* Start Given records *

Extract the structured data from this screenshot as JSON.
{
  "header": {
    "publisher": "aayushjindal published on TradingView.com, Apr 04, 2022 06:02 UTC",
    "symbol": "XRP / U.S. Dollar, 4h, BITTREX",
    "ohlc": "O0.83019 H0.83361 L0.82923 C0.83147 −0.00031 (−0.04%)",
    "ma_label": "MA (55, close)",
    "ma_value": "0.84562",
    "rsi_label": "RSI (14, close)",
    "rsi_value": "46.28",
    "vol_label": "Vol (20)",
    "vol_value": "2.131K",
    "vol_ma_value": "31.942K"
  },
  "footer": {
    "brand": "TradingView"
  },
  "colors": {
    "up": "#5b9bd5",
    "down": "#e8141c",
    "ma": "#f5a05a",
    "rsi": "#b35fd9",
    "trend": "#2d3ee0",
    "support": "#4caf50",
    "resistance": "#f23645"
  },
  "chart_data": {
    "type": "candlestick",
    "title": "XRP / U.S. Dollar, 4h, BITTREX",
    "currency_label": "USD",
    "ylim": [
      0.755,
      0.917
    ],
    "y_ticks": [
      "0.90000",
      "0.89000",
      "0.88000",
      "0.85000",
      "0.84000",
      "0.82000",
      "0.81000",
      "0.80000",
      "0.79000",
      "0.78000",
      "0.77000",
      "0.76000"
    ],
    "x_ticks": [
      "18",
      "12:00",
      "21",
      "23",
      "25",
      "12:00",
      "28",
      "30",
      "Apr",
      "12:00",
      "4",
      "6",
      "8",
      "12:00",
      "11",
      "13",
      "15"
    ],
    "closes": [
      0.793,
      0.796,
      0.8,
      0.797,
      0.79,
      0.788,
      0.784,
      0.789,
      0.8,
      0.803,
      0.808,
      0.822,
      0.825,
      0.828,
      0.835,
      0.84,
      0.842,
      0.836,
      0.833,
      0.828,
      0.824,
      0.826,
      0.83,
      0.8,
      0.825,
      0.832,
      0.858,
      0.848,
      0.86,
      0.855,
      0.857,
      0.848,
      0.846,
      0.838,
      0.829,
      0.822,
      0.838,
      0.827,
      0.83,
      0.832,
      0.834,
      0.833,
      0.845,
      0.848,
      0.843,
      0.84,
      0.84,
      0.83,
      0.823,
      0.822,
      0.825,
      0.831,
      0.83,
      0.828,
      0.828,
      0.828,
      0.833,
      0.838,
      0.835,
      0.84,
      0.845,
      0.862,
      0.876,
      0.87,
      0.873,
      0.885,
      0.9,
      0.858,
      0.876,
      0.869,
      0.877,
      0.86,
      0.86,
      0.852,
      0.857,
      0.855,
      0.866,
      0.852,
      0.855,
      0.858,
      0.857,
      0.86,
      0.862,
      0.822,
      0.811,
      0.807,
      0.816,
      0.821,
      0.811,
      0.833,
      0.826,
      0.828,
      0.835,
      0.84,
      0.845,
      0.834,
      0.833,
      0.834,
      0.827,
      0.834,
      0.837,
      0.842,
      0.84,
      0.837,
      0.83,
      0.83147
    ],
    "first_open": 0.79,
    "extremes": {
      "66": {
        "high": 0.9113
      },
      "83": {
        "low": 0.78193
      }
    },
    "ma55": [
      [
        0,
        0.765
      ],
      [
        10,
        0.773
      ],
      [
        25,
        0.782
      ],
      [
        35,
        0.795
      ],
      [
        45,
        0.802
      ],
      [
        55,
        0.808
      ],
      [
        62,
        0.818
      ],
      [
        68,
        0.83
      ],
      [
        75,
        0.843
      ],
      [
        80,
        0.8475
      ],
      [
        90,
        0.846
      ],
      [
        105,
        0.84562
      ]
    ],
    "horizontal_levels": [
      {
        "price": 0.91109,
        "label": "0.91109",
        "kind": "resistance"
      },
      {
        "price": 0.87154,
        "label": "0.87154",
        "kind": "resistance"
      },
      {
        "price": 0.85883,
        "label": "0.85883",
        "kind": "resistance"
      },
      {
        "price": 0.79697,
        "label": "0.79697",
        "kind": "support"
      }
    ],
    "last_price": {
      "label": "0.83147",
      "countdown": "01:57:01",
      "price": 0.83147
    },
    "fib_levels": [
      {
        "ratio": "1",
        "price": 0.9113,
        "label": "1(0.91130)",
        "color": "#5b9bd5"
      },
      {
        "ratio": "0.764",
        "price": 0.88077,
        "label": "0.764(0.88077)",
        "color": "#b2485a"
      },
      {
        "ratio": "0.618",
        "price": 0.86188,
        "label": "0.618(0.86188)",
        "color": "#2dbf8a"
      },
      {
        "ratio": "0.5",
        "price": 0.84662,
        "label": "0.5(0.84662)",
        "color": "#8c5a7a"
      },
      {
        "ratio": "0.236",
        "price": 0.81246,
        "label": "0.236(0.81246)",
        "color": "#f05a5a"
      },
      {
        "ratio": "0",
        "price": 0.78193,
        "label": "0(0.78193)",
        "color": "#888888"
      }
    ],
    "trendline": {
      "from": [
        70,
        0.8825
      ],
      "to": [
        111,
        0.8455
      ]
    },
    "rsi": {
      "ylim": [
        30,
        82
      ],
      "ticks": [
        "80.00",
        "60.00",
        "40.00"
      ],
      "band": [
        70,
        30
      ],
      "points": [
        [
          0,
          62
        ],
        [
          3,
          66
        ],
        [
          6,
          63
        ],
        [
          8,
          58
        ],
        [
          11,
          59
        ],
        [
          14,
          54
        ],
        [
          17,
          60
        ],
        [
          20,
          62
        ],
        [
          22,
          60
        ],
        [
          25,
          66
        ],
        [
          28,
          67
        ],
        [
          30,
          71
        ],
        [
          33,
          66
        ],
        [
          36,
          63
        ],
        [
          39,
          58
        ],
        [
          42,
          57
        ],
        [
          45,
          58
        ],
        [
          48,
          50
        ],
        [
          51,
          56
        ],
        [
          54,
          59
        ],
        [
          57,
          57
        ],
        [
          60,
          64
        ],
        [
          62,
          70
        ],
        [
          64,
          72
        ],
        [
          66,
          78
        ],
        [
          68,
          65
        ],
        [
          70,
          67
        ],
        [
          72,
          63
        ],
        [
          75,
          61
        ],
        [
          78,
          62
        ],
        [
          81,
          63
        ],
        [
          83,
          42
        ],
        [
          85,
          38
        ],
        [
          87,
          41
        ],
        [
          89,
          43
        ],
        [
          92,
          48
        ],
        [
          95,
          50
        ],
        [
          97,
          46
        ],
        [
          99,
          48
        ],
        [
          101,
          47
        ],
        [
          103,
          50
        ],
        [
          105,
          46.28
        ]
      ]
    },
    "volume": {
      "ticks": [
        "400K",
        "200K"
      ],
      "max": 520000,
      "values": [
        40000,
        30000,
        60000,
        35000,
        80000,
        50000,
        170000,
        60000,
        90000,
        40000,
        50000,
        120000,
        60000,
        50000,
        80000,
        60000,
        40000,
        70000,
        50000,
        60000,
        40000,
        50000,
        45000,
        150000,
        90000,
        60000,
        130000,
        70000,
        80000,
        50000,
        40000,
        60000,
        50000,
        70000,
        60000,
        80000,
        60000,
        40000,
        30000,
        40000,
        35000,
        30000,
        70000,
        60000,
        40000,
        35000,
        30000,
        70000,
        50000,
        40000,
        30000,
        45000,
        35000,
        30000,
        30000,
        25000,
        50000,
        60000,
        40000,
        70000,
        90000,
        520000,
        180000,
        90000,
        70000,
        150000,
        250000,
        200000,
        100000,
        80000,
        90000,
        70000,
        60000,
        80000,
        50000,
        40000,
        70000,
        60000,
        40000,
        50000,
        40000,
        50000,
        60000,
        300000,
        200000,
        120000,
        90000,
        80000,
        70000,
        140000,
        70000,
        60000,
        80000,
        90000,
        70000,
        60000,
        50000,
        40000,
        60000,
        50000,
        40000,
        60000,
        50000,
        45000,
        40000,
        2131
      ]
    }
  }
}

* End Given records *

Collect, from the material above, every line containing the word "Dollar".

    "symbol": "XRP / U.S. Dollar, 4h, BITTREX",
    "title": "XRP / U.S. Dollar, 4h, BITTREX",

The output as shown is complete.